Stored records
§

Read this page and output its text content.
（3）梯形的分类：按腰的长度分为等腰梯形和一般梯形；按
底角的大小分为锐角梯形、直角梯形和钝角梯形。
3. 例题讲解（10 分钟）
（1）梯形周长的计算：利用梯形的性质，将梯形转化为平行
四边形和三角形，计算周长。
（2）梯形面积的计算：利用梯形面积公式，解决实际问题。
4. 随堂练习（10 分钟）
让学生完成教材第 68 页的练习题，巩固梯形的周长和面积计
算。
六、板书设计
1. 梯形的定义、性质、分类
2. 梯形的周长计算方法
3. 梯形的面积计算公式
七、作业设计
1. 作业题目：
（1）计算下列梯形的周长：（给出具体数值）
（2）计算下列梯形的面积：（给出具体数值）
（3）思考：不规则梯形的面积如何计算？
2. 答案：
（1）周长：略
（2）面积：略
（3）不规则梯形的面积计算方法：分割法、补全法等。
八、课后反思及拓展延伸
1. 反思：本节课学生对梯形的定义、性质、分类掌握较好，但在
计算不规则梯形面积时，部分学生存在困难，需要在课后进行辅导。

§

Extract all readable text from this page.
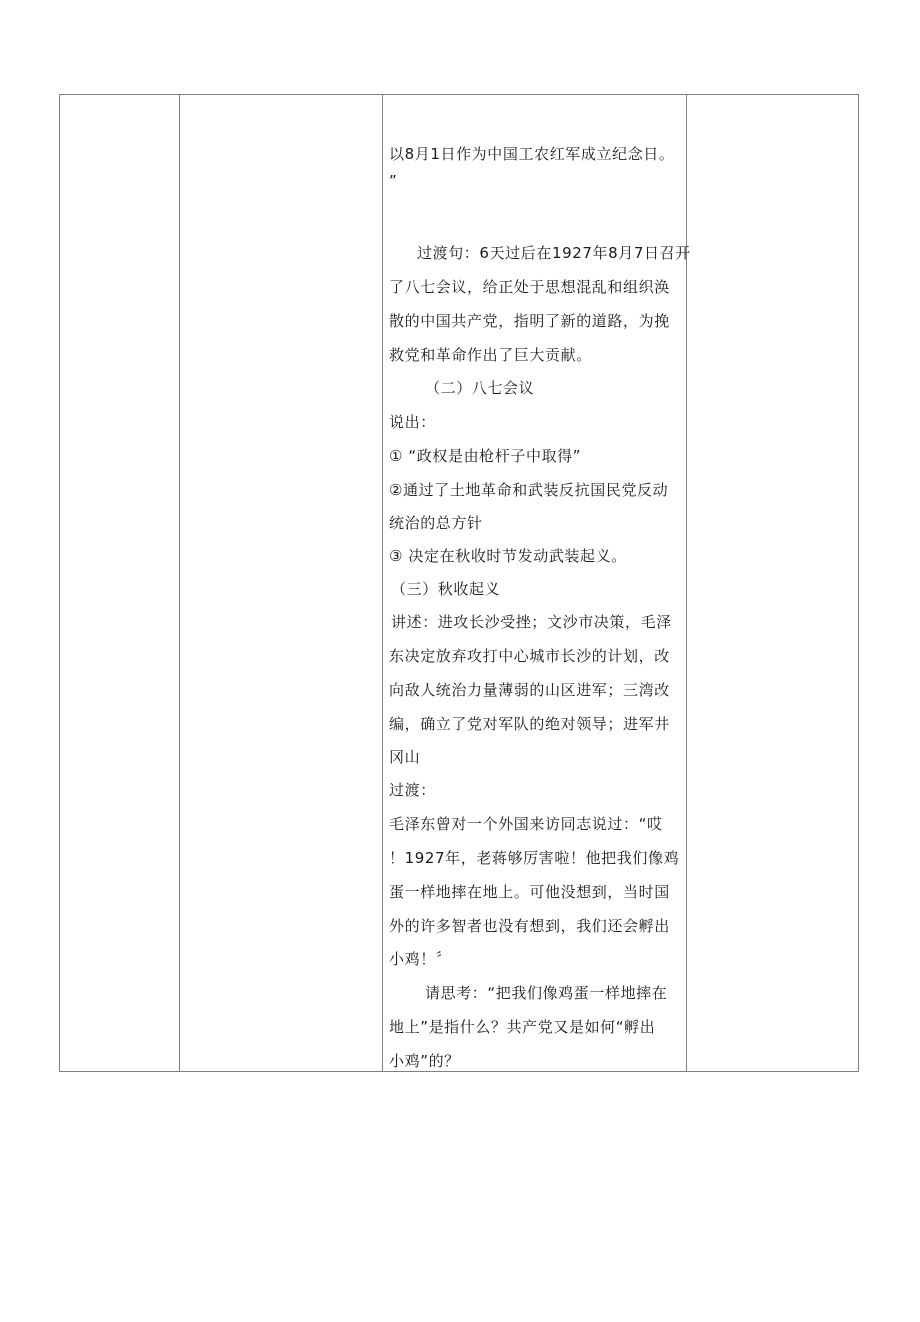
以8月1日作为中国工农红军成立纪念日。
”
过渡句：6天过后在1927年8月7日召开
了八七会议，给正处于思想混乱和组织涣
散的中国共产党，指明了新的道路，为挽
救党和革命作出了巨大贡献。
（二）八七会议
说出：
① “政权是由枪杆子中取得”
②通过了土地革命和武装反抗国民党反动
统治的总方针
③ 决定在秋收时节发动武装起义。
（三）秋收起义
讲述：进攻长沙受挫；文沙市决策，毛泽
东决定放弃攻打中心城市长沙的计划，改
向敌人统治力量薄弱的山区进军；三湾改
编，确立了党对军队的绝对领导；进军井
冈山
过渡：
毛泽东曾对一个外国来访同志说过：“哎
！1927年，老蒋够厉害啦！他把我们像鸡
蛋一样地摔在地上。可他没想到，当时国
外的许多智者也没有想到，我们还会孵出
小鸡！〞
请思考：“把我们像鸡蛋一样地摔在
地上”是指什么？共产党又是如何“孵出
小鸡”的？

§

What is needed:
Report all lines of the data above that include the string "page".

The solution:
Read this page and output its text content.
Extract all readable text from this page.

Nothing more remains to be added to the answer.